**Work to complete:**
Find the string "ActivitySource" in the listing and report every line that has it.

**Data extract:**

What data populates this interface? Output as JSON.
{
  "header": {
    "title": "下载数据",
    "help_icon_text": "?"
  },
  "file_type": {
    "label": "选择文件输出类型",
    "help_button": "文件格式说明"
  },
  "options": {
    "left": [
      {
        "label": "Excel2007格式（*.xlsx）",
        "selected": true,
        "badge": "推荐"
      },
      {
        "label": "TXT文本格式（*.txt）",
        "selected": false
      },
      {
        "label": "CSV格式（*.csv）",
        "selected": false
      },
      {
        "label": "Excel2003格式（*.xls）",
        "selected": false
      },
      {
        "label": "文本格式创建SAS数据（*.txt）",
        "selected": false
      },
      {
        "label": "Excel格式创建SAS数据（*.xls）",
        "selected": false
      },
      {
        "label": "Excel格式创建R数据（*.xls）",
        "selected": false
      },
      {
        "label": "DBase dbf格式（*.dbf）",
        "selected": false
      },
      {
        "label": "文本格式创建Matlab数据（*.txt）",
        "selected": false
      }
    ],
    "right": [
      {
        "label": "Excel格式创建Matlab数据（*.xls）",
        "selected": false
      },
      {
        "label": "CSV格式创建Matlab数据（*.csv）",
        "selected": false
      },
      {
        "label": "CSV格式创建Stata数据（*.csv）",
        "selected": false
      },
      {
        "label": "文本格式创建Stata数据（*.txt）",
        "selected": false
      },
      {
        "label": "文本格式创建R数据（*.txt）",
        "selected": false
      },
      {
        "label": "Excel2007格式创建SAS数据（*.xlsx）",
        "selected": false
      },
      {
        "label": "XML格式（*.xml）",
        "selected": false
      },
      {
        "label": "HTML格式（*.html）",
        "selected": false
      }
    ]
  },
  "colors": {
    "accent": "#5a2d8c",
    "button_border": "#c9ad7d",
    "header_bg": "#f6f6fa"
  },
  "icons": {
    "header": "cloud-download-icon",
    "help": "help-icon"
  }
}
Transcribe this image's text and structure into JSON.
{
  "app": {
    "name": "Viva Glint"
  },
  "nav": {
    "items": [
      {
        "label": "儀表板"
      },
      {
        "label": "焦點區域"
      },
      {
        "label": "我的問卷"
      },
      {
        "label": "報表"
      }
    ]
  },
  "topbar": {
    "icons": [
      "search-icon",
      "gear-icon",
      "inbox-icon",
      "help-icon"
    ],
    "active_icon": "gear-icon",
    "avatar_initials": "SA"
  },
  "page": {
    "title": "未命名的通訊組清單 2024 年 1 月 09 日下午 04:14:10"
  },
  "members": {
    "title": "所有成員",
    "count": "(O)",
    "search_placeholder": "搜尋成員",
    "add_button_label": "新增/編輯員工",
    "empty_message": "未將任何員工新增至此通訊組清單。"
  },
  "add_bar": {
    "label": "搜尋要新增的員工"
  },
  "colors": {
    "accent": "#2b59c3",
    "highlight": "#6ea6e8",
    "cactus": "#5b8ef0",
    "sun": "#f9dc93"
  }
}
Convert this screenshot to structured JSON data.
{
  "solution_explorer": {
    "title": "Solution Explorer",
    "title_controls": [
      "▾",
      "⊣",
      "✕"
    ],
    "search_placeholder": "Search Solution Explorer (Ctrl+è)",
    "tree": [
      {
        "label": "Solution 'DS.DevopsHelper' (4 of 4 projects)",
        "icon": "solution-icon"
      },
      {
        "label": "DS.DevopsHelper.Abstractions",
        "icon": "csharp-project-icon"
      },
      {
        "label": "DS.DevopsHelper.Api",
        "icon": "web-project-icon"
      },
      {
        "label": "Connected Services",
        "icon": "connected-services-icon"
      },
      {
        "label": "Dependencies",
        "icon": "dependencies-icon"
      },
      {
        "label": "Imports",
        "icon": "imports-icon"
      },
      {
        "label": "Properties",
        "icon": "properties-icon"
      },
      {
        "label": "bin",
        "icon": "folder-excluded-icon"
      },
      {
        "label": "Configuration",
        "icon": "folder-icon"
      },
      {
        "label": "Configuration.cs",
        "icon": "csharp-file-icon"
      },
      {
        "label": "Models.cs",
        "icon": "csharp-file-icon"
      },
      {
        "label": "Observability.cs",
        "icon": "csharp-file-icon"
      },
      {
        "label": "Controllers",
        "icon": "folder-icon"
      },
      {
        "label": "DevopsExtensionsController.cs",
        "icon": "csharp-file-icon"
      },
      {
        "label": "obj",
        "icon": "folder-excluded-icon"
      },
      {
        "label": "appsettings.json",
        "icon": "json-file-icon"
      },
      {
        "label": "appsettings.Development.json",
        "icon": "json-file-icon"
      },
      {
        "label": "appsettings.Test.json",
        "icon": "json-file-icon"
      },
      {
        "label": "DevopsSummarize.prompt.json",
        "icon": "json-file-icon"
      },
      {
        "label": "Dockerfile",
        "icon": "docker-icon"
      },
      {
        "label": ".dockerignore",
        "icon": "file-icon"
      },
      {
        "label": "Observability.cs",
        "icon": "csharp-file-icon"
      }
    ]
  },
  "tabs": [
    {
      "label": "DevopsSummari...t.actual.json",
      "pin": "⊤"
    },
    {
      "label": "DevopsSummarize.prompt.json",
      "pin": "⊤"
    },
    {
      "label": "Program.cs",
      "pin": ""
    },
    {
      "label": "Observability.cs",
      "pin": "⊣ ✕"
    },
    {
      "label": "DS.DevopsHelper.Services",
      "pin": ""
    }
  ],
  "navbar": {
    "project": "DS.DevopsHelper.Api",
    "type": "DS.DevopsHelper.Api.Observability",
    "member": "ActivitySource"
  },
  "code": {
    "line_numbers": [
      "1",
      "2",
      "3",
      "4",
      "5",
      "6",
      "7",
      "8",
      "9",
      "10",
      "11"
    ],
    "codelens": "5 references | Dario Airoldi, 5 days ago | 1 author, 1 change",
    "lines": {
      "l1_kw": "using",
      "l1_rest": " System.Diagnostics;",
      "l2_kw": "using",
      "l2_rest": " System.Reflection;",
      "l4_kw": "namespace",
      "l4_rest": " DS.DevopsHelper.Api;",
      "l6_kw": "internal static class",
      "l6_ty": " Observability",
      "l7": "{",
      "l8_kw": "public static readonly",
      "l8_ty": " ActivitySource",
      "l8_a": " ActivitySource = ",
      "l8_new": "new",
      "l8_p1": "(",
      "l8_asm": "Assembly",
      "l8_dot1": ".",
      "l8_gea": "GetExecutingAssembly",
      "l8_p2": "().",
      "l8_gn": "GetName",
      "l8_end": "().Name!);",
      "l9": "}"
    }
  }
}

**Final answer:**
    "member": "ActivitySource"
      "l8_ty": " ActivitySource",
      "l8_a": " ActivitySource = ",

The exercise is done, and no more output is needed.